## GOAL
Show every line where "Harold" occurs.

## THE DATA
################

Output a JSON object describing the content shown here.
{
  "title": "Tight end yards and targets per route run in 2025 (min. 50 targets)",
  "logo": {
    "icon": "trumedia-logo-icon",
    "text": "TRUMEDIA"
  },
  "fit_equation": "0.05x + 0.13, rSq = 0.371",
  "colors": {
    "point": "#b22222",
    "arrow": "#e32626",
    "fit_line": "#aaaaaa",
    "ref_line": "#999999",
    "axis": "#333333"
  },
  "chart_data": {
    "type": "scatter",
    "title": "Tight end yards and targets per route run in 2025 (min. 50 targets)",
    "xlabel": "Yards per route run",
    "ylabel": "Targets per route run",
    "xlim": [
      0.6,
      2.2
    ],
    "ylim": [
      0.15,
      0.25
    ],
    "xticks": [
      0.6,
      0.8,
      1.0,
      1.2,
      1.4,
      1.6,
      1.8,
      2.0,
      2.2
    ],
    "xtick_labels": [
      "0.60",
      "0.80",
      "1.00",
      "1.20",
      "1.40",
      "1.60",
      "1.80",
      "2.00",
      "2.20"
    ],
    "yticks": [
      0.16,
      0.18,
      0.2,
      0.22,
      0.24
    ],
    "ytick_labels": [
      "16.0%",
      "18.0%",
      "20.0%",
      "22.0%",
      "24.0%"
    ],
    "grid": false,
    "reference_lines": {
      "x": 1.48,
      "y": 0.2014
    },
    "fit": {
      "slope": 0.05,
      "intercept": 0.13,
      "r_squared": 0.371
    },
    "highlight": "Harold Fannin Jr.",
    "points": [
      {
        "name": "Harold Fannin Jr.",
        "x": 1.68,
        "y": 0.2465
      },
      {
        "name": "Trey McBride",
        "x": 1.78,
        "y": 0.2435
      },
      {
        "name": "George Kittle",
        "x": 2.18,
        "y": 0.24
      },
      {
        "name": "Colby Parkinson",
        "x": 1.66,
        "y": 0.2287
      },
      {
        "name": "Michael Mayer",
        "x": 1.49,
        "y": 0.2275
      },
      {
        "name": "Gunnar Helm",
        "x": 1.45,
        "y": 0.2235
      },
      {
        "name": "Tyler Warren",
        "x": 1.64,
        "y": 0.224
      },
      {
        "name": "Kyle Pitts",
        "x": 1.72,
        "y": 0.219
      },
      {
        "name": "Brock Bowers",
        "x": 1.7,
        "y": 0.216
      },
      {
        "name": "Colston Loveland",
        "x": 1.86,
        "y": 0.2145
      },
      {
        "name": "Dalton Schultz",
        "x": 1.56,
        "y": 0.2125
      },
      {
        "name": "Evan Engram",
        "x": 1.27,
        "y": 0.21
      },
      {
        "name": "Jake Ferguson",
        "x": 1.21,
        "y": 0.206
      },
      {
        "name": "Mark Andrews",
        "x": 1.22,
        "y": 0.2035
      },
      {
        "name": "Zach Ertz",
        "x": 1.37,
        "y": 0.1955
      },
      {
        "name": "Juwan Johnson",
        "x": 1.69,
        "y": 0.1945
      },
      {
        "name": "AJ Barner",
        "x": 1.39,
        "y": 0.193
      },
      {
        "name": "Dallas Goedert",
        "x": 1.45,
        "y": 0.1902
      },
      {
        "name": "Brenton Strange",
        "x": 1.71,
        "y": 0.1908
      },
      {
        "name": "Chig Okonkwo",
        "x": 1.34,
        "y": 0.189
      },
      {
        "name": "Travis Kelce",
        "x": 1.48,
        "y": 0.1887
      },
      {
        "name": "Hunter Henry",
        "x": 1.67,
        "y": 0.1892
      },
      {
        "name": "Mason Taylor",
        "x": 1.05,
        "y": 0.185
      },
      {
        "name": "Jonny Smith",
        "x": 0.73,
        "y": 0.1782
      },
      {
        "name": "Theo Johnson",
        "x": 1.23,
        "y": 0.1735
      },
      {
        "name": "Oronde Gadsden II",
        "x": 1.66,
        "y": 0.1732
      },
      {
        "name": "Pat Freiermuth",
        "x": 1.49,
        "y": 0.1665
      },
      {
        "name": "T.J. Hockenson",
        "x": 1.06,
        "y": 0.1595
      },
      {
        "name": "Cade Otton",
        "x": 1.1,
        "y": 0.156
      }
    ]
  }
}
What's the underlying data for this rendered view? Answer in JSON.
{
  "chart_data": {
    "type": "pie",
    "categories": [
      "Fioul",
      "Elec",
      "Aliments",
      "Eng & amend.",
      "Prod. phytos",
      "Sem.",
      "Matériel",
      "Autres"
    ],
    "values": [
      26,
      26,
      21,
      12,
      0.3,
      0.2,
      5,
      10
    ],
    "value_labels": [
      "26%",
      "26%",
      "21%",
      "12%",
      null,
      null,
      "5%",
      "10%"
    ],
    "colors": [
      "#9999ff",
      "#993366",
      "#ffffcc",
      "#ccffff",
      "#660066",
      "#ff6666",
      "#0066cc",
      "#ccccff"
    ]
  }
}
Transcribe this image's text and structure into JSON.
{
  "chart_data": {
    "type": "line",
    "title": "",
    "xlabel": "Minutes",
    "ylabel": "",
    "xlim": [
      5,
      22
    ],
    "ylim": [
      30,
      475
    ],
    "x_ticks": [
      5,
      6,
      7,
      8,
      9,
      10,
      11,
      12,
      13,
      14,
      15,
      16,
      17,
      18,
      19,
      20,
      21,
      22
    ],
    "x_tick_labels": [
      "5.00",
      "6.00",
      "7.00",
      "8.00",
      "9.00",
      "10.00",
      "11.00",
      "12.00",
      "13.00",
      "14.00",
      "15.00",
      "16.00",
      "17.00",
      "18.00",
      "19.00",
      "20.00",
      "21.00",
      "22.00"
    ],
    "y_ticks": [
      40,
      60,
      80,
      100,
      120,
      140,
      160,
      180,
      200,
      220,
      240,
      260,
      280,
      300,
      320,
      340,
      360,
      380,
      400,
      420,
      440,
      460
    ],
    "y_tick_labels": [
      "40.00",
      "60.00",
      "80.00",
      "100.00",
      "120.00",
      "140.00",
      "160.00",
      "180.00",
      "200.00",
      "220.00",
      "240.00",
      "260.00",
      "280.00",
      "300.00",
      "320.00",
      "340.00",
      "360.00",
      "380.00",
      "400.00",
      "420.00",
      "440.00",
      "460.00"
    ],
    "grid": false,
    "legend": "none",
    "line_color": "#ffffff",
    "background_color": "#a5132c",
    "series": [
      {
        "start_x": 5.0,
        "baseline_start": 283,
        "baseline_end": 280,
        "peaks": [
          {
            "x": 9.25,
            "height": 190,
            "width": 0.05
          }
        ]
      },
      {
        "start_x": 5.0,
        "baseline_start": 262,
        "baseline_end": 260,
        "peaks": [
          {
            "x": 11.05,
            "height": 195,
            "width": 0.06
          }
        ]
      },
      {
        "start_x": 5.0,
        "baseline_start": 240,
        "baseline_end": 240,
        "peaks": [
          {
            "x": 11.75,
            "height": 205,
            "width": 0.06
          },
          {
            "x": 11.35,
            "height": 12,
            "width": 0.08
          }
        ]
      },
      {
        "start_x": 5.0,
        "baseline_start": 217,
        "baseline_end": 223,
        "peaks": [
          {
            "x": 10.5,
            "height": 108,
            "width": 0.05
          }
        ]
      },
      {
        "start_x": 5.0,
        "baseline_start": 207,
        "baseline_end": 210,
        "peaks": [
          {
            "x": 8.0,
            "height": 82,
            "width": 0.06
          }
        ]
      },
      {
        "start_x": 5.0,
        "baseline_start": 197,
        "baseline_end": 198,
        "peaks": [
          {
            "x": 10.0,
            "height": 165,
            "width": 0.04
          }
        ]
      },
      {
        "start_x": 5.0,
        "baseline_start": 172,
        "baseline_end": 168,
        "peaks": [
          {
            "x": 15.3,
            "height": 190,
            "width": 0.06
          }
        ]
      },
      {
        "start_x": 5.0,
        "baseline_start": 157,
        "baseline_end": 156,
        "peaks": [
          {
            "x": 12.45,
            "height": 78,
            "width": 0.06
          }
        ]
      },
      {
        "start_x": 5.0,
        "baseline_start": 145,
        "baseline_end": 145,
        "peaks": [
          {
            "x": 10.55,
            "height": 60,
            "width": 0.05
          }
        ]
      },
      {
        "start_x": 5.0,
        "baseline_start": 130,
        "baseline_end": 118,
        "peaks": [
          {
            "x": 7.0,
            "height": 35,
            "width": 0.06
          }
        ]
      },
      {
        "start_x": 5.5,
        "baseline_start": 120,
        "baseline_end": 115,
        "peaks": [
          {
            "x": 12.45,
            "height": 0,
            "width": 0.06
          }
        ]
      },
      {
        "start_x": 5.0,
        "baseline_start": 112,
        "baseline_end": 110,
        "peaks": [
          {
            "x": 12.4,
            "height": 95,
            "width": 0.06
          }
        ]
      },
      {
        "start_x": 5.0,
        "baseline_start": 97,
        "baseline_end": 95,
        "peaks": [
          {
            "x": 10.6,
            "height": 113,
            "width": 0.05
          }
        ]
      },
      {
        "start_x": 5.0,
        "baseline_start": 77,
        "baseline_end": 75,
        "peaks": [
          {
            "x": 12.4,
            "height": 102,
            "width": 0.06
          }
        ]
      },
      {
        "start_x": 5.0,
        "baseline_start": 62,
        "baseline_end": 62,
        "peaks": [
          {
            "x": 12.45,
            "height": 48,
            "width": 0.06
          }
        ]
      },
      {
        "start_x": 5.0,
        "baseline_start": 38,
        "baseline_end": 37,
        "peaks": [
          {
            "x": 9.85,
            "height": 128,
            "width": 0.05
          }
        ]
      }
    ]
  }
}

################

## TASK OUTPUT
    "highlight": "Harold Fannin Jr.",
        "name": "Harold Fannin Jr.",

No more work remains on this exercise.